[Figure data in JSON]
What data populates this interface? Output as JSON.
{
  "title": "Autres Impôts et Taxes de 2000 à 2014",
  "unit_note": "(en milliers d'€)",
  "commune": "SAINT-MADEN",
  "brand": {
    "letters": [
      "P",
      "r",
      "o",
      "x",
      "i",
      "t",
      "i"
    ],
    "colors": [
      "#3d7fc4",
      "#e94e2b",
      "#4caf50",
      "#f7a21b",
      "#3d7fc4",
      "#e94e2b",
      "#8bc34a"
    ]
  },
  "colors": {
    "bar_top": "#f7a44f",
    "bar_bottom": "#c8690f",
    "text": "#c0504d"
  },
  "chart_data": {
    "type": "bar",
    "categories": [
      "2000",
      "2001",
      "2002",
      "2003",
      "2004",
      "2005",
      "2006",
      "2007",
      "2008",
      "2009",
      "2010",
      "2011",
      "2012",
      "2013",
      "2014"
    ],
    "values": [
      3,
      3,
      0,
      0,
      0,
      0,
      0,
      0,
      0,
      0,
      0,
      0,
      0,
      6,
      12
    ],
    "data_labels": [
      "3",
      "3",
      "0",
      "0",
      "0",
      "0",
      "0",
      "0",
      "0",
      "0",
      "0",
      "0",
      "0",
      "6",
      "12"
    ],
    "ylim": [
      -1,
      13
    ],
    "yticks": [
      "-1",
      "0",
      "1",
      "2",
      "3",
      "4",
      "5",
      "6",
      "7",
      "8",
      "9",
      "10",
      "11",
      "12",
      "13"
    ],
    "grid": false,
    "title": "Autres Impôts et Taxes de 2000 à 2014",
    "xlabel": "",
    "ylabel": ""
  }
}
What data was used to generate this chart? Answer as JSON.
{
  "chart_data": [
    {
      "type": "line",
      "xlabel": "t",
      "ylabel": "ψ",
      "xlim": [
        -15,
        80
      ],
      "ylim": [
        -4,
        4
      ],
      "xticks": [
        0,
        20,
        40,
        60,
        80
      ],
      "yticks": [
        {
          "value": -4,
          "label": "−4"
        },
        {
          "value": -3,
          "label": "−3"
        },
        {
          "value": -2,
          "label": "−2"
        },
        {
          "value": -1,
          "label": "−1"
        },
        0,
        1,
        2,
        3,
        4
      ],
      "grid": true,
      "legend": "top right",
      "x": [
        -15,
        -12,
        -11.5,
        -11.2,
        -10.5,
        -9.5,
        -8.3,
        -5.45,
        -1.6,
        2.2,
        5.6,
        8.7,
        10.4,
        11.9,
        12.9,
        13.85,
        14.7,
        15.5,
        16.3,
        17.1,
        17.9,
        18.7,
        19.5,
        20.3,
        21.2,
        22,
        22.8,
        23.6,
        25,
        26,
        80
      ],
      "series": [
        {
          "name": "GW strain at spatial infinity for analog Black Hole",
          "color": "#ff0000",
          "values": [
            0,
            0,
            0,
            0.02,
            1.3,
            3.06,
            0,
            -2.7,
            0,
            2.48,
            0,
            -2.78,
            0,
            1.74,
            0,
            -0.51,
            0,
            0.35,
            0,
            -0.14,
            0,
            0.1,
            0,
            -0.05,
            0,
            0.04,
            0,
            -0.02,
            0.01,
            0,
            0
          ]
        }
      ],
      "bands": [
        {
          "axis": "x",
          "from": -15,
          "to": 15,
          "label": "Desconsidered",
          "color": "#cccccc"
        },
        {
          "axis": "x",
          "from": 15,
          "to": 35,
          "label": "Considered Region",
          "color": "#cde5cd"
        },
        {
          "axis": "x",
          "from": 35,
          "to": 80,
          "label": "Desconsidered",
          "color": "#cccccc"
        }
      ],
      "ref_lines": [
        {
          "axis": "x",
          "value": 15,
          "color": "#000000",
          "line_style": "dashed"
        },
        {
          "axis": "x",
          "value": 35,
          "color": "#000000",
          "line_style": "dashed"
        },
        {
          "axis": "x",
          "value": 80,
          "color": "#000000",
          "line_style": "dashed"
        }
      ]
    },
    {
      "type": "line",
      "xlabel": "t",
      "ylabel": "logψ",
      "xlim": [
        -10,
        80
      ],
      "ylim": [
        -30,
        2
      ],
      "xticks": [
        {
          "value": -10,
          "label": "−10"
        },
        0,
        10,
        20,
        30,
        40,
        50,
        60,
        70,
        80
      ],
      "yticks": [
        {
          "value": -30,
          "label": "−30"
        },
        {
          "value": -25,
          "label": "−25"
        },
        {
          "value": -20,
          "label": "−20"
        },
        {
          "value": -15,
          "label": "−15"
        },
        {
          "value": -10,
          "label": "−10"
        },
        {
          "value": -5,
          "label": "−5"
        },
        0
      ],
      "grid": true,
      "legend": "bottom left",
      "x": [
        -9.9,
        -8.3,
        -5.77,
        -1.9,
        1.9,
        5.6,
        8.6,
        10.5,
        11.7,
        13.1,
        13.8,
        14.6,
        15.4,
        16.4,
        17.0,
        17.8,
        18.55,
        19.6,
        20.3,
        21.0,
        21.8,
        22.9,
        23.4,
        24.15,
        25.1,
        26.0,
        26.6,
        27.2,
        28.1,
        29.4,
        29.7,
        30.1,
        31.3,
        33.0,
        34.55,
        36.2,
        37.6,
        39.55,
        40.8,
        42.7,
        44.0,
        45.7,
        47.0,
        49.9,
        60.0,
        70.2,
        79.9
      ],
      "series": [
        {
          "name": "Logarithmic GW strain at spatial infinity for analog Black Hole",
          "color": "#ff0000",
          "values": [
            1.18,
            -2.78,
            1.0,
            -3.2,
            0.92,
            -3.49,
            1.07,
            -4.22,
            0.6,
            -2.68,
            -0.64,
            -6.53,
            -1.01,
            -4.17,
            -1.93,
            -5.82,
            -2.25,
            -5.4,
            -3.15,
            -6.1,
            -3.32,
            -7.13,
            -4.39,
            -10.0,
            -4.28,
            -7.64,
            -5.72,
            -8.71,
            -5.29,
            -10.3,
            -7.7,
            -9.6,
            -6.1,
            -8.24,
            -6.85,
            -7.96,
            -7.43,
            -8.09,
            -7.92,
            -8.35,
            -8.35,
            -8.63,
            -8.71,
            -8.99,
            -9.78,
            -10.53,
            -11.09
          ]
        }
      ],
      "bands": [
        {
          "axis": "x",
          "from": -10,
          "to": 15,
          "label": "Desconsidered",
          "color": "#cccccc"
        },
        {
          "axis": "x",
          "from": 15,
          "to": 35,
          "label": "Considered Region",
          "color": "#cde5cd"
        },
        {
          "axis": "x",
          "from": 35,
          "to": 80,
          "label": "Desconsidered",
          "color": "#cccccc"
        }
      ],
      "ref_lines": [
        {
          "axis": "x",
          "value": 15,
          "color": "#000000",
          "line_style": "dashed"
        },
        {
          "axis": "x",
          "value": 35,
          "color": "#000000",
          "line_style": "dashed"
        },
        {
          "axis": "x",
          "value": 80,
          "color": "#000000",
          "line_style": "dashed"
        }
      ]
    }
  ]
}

Work to do: Retype the whole listing above exactly.

Solution for this exercise:
What data populates this interface? Output as JSON.
{
  "title": "Autres Impôts et Taxes de 2000 à 2014",
  "unit_note": "(en milliers d'€)",
  "commune": "SAINT-MADEN",
  "brand": {
    "letters": [
      "P",
      "r",
      "o",
      "x",
      "i",
      "t",
      "i"
    ],
    "colors": [
      "#3d7fc4",
      "#e94e2b",
      "#4caf50",
      "#f7a21b",
      "#3d7fc4",
      "#e94e2b",
      "#8bc34a"
    ]
  },
  "colors": {
    "bar_top": "#f7a44f",
    "bar_bottom": "#c8690f",
    "text": "#c0504d"
  },
  "chart_data": {
    "type": "bar",
    "categories": [
      "2000",
      "2001",
      "2002",
      "2003",
      "2004",
      "2005",
      "2006",
      "2007",
      "2008",
      "2009",
      "2010",
      "2011",
      "2012",
      "2013",
      "2014"
    ],
    "values": [
      3,
      3,
      0,
      0,
      0,
      0,
      0,
      0,
      0,
      0,
      0,
      0,
      0,
      6,
      12
    ],
    "data_labels": [
      "3",
      "3",
      "0",
      "0",
      "0",
      "0",
      "0",
      "0",
      "0",
      "0",
      "0",
      "0",
      "0",
      "6",
      "12"
    ],
    "ylim": [
      -1,
      13
    ],
    "yticks": [
      "-1",
      "0",
      "1",
      "2",
      "3",
      "4",
      "5",
      "6",
      "7",
      "8",
      "9",
      "10",
      "11",
      "12",
      "13"
    ],
    "grid": false,
    "title": "Autres Impôts et Taxes de 2000 à 2014",
    "xlabel": "",
    "ylabel": ""
  }
}
What data was used to generate this chart? Answer as JSON.
{
  "chart_data": [
    {
      "type": "line",
      "xlabel": "t",
      "ylabel": "ψ",
      "xlim": [
        -15,
        80
      ],
      "ylim": [
        -4,
        4
      ],
      "xticks": [
        0,
        20,
        40,
        60,
        80
      ],
      "yticks": [
        {
          "value": -4,
          "label": "−4"
        },
        {
          "value": -3,
          "label": "−3"
        },
        {
          "value": -2,
          "label": "−2"
        },
        {
          "value": -1,
          "label": "−1"
        },
        0,
        1,
        2,
        3,
        4
      ],
      "grid": true,
      "legend": "top right",
      "x": [
        -15,
        -12,
        -11.5,
        -11.2,
        -10.5,
        -9.5,
        -8.3,
        -5.45,
        -1.6,
        2.2,
        5.6,
        8.7,
        10.4,
        11.9,
        12.9,
        13.85,
        14.7,
        15.5,
        16.3,
        17.1,
        17.9,
        18.7,
        19.5,
        20.3,
        21.2,
        22,
        22.8,
        23.6,
        25,
        26,
        80
      ],
      "series": [
        {
          "name": "GW strain at spatial infinity for analog Black Hole",
          "color": "#ff0000",
          "values": [
            0,
            0,
            0,
            0.02,
            1.3,
            3.06,
            0,
            -2.7,
            0,
            2.48,
            0,
            -2.78,
            0,
            1.74,
            0,
            -0.51,
            0,
            0.35,
            0,
            -0.14,
            0,
            0.1,
            0,
            -0.05,
            0,
            0.04,
            0,
            -0.02,
            0.01,
            0,
            0
          ]
        }
      ],
      "bands": [
        {
          "axis": "x",
          "from": -15,
          "to": 15,
          "label": "Desconsidered",
          "color": "#cccccc"
        },
        {
          "axis": "x",
          "from": 15,
          "to": 35,
          "label": "Considered Region",
          "color": "#cde5cd"
        },
        {
          "axis": "x",
          "from": 35,
          "to": 80,
          "label": "Desconsidered",
          "color": "#cccccc"
        }
      ],
      "ref_lines": [
        {
          "axis": "x",
          "value": 15,
          "color": "#000000",
          "line_style": "dashed"
        },
        {
          "axis": "x",
          "value": 35,
          "color": "#000000",
          "line_style": "dashed"
        },
        {
          "axis": "x",
          "value": 80,
          "color": "#000000",
          "line_style": "dashed"
        }
      ]
    },
    {
      "type": "line",
      "xlabel": "t",
      "ylabel": "logψ",
      "xlim": [
        -10,
        80
      ],
      "ylim": [
        -30,
        2
      ],
      "xticks": [
        {
          "value": -10,
          "label": "−10"
        },
        0,
        10,
        20,
        30,
        40,
        50,
        60,
        70,
        80
      ],
      "yticks": [
        {
          "value": -30,
          "label": "−30"
        },
        {
          "value": -25,
          "label": "−25"
        },
        {
          "value": -20,
          "label": "−20"
        },
        {
          "value": -15,
          "label": "−15"
        },
        {
          "value": -10,
          "label": "−10"
        },
        {
          "value": -5,
          "label": "−5"
        },
        0
      ],
      "grid": true,
      "legend": "bottom left",
      "x": [
        -9.9,
        -8.3,
        -5.77,
        -1.9,
        1.9,
        5.6,
        8.6,
        10.5,
        11.7,
        13.1,
        13.8,
        14.6,
        15.4,
        16.4,
        17.0,
        17.8,
        18.55,
        19.6,
        20.3,
        21.0,
        21.8,
        22.9,
        23.4,
        24.15,
        25.1,
        26.0,
        26.6,
        27.2,
        28.1,
        29.4,
        29.7,
        30.1,
        31.3,
        33.0,
        34.55,
        36.2,
        37.6,
        39.55,
        40.8,
        42.7,
        44.0,
        45.7,
        47.0,
        49.9,
        60.0,
        70.2,
        79.9
      ],
      "series": [
        {
          "name": "Logarithmic GW strain at spatial infinity for analog Black Hole",
          "color": "#ff0000",
          "values": [
            1.18,
            -2.78,
            1.0,
            -3.2,
            0.92,
            -3.49,
            1.07,
            -4.22,
            0.6,
            -2.68,
            -0.64,
            -6.53,
            -1.01,
            -4.17,
            -1.93,
            -5.82,
            -2.25,
            -5.4,
            -3.15,
            -6.1,
            -3.32,
            -7.13,
            -4.39,
            -10.0,
            -4.28,
            -7.64,
            -5.72,
            -8.71,
            -5.29,
            -10.3,
            -7.7,
            -9.6,
            -6.1,
            -8.24,
            -6.85,
            -7.96,
            -7.43,
            -8.09,
            -7.92,
            -8.35,
            -8.35,
            -8.63,
            -8.71,
            -8.99,
            -9.78,
            -10.53,
            -11.09
          ]
        }
      ],
      "bands": [
        {
          "axis": "x",
          "from": -10,
          "to": 15,
          "label": "Desconsidered",
          "color": "#cccccc"
        },
        {
          "axis": "x",
          "from": 15,
          "to": 35,
          "label": "Considered Region",
          "color": "#cde5cd"
        },
        {
          "axis": "x",
          "from": 35,
          "to": 80,
          "label": "Desconsidered",
          "color": "#cccccc"
        }
      ],
      "ref_lines": [
        {
          "axis": "x",
          "value": 15,
          "color": "#000000",
          "line_style": "dashed"
        },
        {
          "axis": "x",
          "value": 35,
          "color": "#000000",
          "line_style": "dashed"
        },
        {
          "axis": "x",
          "value": 80,
          "color": "#000000",
          "line_style": "dashed"
        }
      ]
    }
  ]
}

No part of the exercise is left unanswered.